#### Aim:
Are you able to quote each entry exactly as written?

#### Data shown:
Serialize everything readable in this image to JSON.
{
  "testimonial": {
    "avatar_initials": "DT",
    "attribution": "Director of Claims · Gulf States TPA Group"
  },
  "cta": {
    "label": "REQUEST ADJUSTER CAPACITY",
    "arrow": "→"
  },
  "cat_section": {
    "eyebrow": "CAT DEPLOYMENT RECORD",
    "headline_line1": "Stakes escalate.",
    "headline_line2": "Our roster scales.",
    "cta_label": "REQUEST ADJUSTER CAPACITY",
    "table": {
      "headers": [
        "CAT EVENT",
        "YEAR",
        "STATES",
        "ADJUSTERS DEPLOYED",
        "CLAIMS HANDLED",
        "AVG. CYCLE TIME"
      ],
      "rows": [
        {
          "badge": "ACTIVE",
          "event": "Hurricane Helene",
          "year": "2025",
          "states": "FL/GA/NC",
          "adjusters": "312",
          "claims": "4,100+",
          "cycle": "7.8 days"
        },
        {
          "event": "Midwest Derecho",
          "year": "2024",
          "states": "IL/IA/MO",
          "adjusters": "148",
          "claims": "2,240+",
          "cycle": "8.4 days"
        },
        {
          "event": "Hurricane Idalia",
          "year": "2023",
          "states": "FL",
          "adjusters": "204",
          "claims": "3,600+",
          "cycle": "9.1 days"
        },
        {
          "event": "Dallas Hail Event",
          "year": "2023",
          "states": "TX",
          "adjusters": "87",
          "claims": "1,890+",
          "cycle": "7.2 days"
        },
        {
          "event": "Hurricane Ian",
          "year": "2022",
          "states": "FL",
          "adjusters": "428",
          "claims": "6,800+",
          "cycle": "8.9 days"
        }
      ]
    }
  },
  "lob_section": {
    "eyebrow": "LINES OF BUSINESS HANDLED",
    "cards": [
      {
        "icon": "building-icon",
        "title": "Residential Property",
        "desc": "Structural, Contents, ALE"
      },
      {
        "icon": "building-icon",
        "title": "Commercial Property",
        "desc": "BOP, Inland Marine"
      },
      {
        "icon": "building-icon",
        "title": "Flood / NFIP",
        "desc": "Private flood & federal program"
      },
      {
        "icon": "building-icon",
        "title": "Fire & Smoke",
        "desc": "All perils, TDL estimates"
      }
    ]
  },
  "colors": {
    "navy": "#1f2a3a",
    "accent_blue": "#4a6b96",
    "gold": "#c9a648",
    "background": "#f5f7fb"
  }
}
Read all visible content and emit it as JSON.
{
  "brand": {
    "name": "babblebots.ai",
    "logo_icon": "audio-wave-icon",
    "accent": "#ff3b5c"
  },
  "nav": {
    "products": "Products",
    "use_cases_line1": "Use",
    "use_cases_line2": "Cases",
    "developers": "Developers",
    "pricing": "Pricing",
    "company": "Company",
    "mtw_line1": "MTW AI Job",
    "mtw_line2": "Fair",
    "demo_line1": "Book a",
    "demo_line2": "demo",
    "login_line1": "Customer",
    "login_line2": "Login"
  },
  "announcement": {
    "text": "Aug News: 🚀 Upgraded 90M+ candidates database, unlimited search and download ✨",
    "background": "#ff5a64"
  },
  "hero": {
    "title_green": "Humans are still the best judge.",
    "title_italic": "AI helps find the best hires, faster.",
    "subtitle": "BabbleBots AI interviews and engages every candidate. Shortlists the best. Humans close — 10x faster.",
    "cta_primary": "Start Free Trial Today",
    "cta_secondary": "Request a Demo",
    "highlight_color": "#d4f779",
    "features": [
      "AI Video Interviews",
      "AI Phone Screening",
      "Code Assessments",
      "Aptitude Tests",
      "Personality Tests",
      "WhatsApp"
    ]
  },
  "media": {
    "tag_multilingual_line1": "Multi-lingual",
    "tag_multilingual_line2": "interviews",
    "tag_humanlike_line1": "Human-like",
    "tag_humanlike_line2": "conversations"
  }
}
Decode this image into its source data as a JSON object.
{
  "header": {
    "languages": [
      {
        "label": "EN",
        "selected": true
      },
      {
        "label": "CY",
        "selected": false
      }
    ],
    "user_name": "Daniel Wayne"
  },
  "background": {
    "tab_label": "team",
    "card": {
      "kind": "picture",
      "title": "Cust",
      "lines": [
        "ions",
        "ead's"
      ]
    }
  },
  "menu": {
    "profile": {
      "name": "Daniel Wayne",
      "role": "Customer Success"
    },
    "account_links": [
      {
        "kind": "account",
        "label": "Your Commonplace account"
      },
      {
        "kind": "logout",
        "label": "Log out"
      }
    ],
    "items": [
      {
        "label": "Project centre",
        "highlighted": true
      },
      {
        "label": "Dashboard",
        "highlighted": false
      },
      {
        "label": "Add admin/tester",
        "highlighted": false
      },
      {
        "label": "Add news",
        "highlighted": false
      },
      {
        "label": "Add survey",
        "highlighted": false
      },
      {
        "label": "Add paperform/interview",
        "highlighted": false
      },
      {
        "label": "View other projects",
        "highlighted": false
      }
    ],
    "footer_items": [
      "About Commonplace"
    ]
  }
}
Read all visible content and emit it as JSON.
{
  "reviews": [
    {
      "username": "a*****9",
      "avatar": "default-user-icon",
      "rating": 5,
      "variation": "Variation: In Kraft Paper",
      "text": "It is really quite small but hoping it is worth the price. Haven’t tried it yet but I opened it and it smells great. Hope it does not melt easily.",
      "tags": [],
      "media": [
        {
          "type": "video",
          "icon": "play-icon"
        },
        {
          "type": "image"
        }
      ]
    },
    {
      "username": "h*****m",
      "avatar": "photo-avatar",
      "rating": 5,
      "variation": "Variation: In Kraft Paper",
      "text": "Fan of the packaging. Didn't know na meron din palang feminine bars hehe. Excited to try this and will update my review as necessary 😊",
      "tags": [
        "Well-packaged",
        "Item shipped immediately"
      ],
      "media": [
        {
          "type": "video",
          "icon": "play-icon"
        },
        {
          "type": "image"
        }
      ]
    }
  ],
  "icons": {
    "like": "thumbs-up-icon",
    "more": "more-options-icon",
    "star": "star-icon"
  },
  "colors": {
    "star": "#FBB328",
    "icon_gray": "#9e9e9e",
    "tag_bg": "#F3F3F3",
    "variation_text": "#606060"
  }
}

#### Worked solution:
Serialize everything readable in this image to JSON.
{
  "testimonial": {
    "avatar_initials": "DT",
    "attribution": "Director of Claims · Gulf States TPA Group"
  },
  "cta": {
    "label": "REQUEST ADJUSTER CAPACITY",
    "arrow": "→"
  },
  "cat_section": {
    "eyebrow": "CAT DEPLOYMENT RECORD",
    "headline_line1": "Stakes escalate.",
    "headline_line2": "Our roster scales.",
    "cta_label": "REQUEST ADJUSTER CAPACITY",
    "table": {
      "headers": [
        "CAT EVENT",
        "YEAR",
        "STATES",
        "ADJUSTERS DEPLOYED",
        "CLAIMS HANDLED",
        "AVG. CYCLE TIME"
      ],
      "rows": [
        {
          "badge": "ACTIVE",
          "event": "Hurricane Helene",
          "year": "2025",
          "states": "FL/GA/NC",
          "adjusters": "312",
          "claims": "4,100+",
          "cycle": "7.8 days"
        },
        {
          "event": "Midwest Derecho",
          "year": "2024",
          "states": "IL/IA/MO",
          "adjusters": "148",
          "claims": "2,240+",
          "cycle": "8.4 days"
        },
        {
          "event": "Hurricane Idalia",
          "year": "2023",
          "states": "FL",
          "adjusters": "204",
          "claims": "3,600+",
          "cycle": "9.1 days"
        },
        {
          "event": "Dallas Hail Event",
          "year": "2023",
          "states": "TX",
          "adjusters": "87",
          "claims": "1,890+",
          "cycle": "7.2 days"
        },
        {
          "event": "Hurricane Ian",
          "year": "2022",
          "states": "FL",
          "adjusters": "428",
          "claims": "6,800+",
          "cycle": "8.9 days"
        }
      ]
    }
  },
  "lob_section": {
    "eyebrow": "LINES OF BUSINESS HANDLED",
    "cards": [
      {
        "icon": "building-icon",
        "title": "Residential Property",
        "desc": "Structural, Contents, ALE"
      },
      {
        "icon": "building-icon",
        "title": "Commercial Property",
        "desc": "BOP, Inland Marine"
      },
      {
        "icon": "building-icon",
        "title": "Flood / NFIP",
        "desc": "Private flood & federal program"
      },
      {
        "icon": "building-icon",
        "title": "Fire & Smoke",
        "desc": "All perils, TDL estimates"
      }
    ]
  },
  "colors": {
    "navy": "#1f2a3a",
    "accent_blue": "#4a6b96",
    "gold": "#c9a648",
    "background": "#f5f7fb"
  }
}
Read all visible content and emit it as JSON.
{
  "brand": {
    "name": "babblebots.ai",
    "logo_icon": "audio-wave-icon",
    "accent": "#ff3b5c"
  },
  "nav": {
    "products": "Products",
    "use_cases_line1": "Use",
    "use_cases_line2": "Cases",
    "developers": "Developers",
    "pricing": "Pricing",
    "company": "Company",
    "mtw_line1": "MTW AI Job",
    "mtw_line2": "Fair",
    "demo_line1": "Book a",
    "demo_line2": "demo",
    "login_line1": "Customer",
    "login_line2": "Login"
  },
  "announcement": {
    "text": "Aug News: 🚀 Upgraded 90M+ candidates database, unlimited search and download ✨",
    "background": "#ff5a64"
  },
  "hero": {
    "title_green": "Humans are still the best judge.",
    "title_italic": "AI helps find the best hires, faster.",
    "subtitle": "BabbleBots AI interviews and engages every candidate. Shortlists the best. Humans close — 10x faster.",
    "cta_primary": "Start Free Trial Today",
    "cta_secondary": "Request a Demo",
    "highlight_color": "#d4f779",
    "features": [
      "AI Video Interviews",
      "AI Phone Screening",
      "Code Assessments",
      "Aptitude Tests",
      "Personality Tests",
      "WhatsApp"
    ]
  },
  "media": {
    "tag_multilingual_line1": "Multi-lingual",
    "tag_multilingual_line2": "interviews",
    "tag_humanlike_line1": "Human-like",
    "tag_humanlike_line2": "conversations"
  }
}
Decode this image into its source data as a JSON object.
{
  "header": {
    "languages": [
      {
        "label": "EN",
        "selected": true
      },
      {
        "label": "CY",
        "selected": false
      }
    ],
    "user_name": "Daniel Wayne"
  },
  "background": {
    "tab_label": "team",
    "card": {
      "kind": "picture",
      "title": "Cust",
      "lines": [
        "ions",
        "ead's"
      ]
    }
  },
  "menu": {
    "profile": {
      "name": "Daniel Wayne",
      "role": "Customer Success"
    },
    "account_links": [
      {
        "kind": "account",
        "label": "Your Commonplace account"
      },
      {
        "kind": "logout",
        "label": "Log out"
      }
    ],
    "items": [
      {
        "label": "Project centre",
        "highlighted": true
      },
      {
        "label": "Dashboard",
        "highlighted": false
      },
      {
        "label": "Add admin/tester",
        "highlighted": false
      },
      {
        "label": "Add news",
        "highlighted": false
      },
      {
        "label": "Add survey",
        "highlighted": false
      },
      {
        "label": "Add paperform/interview",
        "highlighted": false
      },
      {
        "label": "View other projects",
        "highlighted": false
      }
    ],
    "footer_items": [
      "About Commonplace"
    ]
  }
}
Read all visible content and emit it as JSON.
{
  "reviews": [
    {
      "username": "a*****9",
      "avatar": "default-user-icon",
      "rating": 5,
      "variation": "Variation: In Kraft Paper",
      "text": "It is really quite small but hoping it is worth the price. Haven’t tried it yet but I opened it and it smells great. Hope it does not melt easily.",
      "tags": [],
      "media": [
        {
          "type": "video",
          "icon": "play-icon"
        },
        {
          "type": "image"
        }
      ]
    },
    {
      "username": "h*****m",
      "avatar": "photo-avatar",
      "rating": 5,
      "variation": "Variation: In Kraft Paper",
      "text": "Fan of the packaging. Didn't know na meron din palang feminine bars hehe. Excited to try this and will update my review as necessary 😊",
      "tags": [
        "Well-packaged",
        "Item shipped immediately"
      ],
      "media": [
        {
          "type": "video",
          "icon": "play-icon"
        },
        {
          "type": "image"
        }
      ]
    }
  ],
  "icons": {
    "like": "thumbs-up-icon",
    "more": "more-options-icon",
    "star": "star-icon"
  },
  "colors": {
    "star": "#FBB328",
    "icon_gray": "#9e9e9e",
    "tag_bg": "#F3F3F3",
    "variation_text": "#606060"
  }
}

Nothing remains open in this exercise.